_Data provided_
————

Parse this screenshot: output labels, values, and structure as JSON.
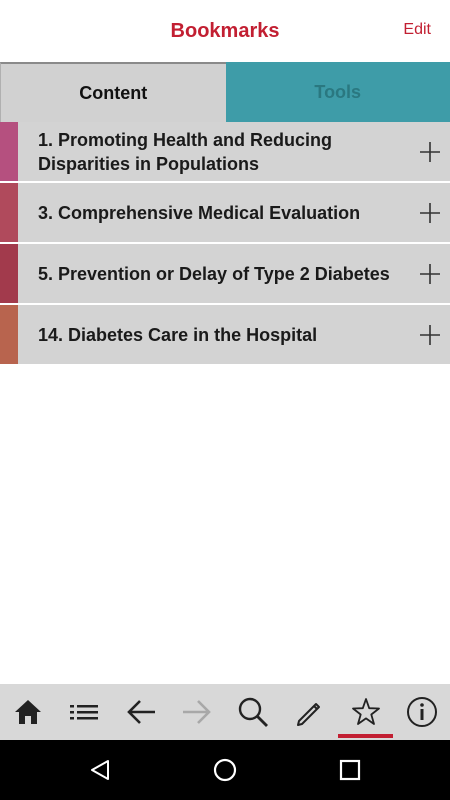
{
  "header": {
    "title": "Bookmarks",
    "edit_label": "Edit"
  },
  "tabs": [
    {
      "label": "Content",
      "active": true
    },
    {
      "label": "Tools",
      "active": false
    }
  ],
  "bookmarks": [
    {
      "label": "1. Promoting Health and Reducing Disparities in Populations",
      "color": "#b5507f"
    },
    {
      "label": "3. Comprehensive Medical Evaluation",
      "color": "#b04a5c"
    },
    {
      "label": "5. Prevention or Delay of Type 2 Diabetes",
      "color": "#a23a4c"
    },
    {
      "label": "14. Diabetes Care in the Hospital",
      "color": "#b8644e"
    }
  ],
  "toolbar": [
    {
      "name": "home-icon"
    },
    {
      "name": "list-icon"
    },
    {
      "name": "back-arrow-icon"
    },
    {
      "name": "forward-arrow-icon",
      "disabled": true
    },
    {
      "name": "search-icon"
    },
    {
      "name": "pencil-icon"
    },
    {
      "name": "star-icon",
      "active": true
    },
    {
      "name": "info-icon"
    }
  ],
  "system_nav": [
    "back-triangle-icon",
    "home-circle-icon",
    "recents-square-icon"
  ],
  "colors": {
    "accent": "#c21f32",
    "tools_tab": "#3e9ca8",
    "row_background": "#d3d3d3"
  }
}
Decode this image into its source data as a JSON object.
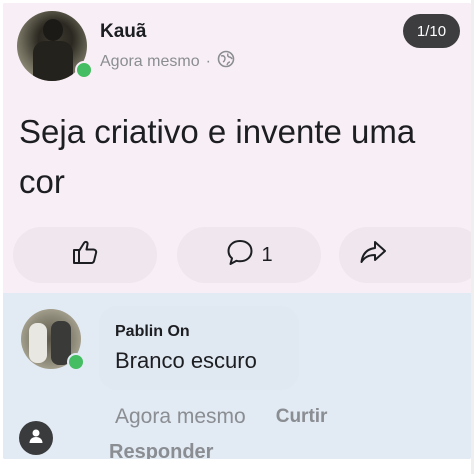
{
  "post": {
    "author": "Kauã",
    "time": "Agora mesmo",
    "privacy_icon": "globe-icon",
    "counter": "1/10",
    "text": "Seja criativo e invente uma cor",
    "actions": {
      "like_icon": "thumbs-up-icon",
      "comment_icon": "comment-icon",
      "comment_count": "1",
      "share_icon": "share-icon"
    }
  },
  "comment": {
    "author": "Pablin On",
    "text": "Branco escuro",
    "time": "Agora mesmo",
    "like_label": "Curtir",
    "reply_label": "Responder"
  },
  "colors": {
    "online": "#45bd62",
    "post_background": "#f8eff6",
    "comment_background": "#e2eaf4",
    "muted_text": "#8a8d91"
  }
}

————

_What the task requires_
Every line containing the string "arrow" must be listed.

_The completed task_
      "name": "back-arrow-icon"
      "name": "forward-arrow-icon",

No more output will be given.